* WORK TO COMPLETE *
• 1. Using the passage about the Today's Special site, answer:
(a) What could be done to avoid managing users, editing disputes, and vandalism?
(b) Which two sites with big dedicated server farms are named?
(c) What was the best result of the writer's work on theme creation?
• 2. Carry the passage about the Today's Special site forward, starting after its last sentence.

* TEXT BLOCK *
------------------------------------------------
In the case of the Today’s Special site, you may recall that I’ve discussed a “Today’s Special wiki” in the past (like here, here, and here), but you haven’t heard anything about it in a while. Basically, I had been dealing with a two big problems related to that conversion. First, I was struggling with the idea of converting part of my site to a wiki. I didn’t want do be in the business of managing users and settling editing disputes amongst users, nor did I want to deal with vandalism and other stuff that comes with a wiki format. But that could be easily addressed by locking out other users, i.e. use MediaWiki as a CMS rather than a wiki. But the other problem is a bit bigger. Put simply, as a site administrator, I hate MediaWiki. MediaWiki is not a very friendly system from an administration standpoint. It has no administration backend like other content management systems have, and requires a lot of file system and command line work to do maintenance and updates. And many of the things that make the MediaWiki engine work well on sites like Wikipedia and Wikia with big dedicated server farms don’t translate well to smaller websites like mine that run on shared hosting. Additionally, many of the things that make Wikipedia work so well and look so nice do not come with MediaWiki out of the box, but rather, you must add them yourself (and good luck with that!). Likewise, theme creation in MediaWiki is not so friendly. The best I could do, even after reading up, fooling around, and building, was a mangled version of a standard MediaWiki theme – and I didn’t want my site to look like Wikipedia. And lastly, I had one too many instances where I broke it completely and had to backtrack to bring it back up. So I felt really uncomfortable building out a site on a framework that I didn’t understand very well myself, and where I felt didn’t have the support that I needed to create a top-notch website.
------------------------------------------------
* PROVIDED INFORMATION *
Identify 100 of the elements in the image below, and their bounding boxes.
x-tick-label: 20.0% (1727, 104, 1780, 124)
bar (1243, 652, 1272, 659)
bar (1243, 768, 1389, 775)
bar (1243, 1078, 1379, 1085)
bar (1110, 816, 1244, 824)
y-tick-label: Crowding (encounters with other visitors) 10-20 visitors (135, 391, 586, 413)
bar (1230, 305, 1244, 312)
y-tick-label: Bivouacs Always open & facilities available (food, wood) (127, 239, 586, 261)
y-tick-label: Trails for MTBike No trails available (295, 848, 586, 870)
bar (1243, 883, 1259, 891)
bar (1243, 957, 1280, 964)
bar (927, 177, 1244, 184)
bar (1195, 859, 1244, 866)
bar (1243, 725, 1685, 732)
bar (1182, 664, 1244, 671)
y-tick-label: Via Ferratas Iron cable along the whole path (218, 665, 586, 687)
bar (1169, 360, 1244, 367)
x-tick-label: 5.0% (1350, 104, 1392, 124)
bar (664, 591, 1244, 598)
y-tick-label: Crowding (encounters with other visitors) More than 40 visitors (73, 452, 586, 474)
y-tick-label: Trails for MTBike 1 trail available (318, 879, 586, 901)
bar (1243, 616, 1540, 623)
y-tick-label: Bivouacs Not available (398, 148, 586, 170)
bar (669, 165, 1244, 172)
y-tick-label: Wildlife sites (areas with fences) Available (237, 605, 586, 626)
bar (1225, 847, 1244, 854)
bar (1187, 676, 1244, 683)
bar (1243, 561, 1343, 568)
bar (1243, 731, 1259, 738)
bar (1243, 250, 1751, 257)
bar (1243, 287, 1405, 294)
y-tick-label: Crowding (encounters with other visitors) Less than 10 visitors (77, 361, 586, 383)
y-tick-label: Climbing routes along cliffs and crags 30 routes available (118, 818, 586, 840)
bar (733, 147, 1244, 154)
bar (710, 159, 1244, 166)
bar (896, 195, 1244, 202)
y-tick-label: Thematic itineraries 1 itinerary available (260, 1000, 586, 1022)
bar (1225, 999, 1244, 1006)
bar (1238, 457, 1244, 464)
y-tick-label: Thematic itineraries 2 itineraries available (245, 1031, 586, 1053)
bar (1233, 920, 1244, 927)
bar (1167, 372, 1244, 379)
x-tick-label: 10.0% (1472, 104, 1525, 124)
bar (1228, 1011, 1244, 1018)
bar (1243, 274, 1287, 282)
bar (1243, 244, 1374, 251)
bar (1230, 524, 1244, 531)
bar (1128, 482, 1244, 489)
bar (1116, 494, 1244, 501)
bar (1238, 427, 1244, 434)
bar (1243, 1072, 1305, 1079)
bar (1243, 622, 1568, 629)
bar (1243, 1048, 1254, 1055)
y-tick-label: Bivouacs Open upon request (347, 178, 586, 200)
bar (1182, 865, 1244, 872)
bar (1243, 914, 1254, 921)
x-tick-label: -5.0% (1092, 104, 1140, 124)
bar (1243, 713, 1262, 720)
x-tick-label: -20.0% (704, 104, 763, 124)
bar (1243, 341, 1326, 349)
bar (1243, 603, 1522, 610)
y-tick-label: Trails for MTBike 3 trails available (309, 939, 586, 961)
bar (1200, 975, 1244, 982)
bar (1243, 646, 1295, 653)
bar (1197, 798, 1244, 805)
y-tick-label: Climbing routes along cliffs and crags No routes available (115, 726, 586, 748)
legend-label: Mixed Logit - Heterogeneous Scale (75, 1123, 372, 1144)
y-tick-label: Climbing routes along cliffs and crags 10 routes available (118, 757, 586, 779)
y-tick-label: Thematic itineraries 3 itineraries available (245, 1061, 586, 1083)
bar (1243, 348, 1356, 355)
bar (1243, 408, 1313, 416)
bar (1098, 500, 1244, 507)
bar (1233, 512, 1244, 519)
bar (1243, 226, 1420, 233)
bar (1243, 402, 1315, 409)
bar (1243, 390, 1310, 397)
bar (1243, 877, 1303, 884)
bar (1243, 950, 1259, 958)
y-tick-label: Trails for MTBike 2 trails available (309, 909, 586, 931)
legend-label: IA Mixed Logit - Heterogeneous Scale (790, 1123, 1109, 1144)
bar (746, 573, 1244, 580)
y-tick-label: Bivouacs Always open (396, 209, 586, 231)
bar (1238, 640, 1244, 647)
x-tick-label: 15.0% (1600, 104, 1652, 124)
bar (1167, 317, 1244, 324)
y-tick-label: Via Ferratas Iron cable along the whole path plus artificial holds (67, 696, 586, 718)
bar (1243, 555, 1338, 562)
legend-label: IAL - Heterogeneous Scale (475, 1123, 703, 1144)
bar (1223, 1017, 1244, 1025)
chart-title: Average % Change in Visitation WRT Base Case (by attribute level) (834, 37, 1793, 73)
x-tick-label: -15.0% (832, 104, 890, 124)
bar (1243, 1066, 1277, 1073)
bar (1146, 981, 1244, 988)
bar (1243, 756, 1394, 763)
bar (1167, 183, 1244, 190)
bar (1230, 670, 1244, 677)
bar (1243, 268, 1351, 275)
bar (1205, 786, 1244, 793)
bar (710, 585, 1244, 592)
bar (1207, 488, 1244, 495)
------------------------------------------------
* YOUR RESPONSES *
• 1.
(a) Lock out other users and use MediaWiki as a CMS rather than a wiki.
(b) Wikipedia and Wikia.
(c) A mangled version of a standard MediaWiki theme.

• 2.
So for the Today’s Special site, I had a change in strategy. When it came to that site, I’m still planning to build it out into a serious knowledge base about the show, but it won’t be a wiki. It’s going to be built on WordPress, which is more in line with my current skill set, and there will be no collaborative element to the main content, since I don’t want to manage a wiki. I am, however, thinking about putting comments on all of the pages, but I can make a final call on that down the road. So I’m building on much of what I came up with during the “wiki” phase of things, but putting it into a system that will work better overall. After all, fansites are so 1990s, and it’s time to move beyond that. I can provide a better quality product, and make it something that everyone can appreciate. And I’m most looking forward to finally redesigning the site in a way that looks modern and exciting.
Now Transit Center is a bit trickier issue. It was last given a substantial rebuild in 2008, and the design dates back to its introduction in 2004. The problem there is that much of the material doesn’t meet my current quality standards. I’m currently doing a large upload of material to Flickr, and one of the things I’ve noticed is that I’ve uploaded very little material to Flickr that I used in Transit Center. Thus I conclude that the quality is just not there. Additionally, the site has been surpassed by other sites as far as content quality and information go. Another thing that makes Transit Center problematic is that its format made it unsuitable for the Identifying Metro Rail Cars page – thus why that page was made part of the main site, not Transit Center. My current inclination for Transit Center is to discontinue the existing site, with an eye towards bringing a transit component back in the future should the right concept come along.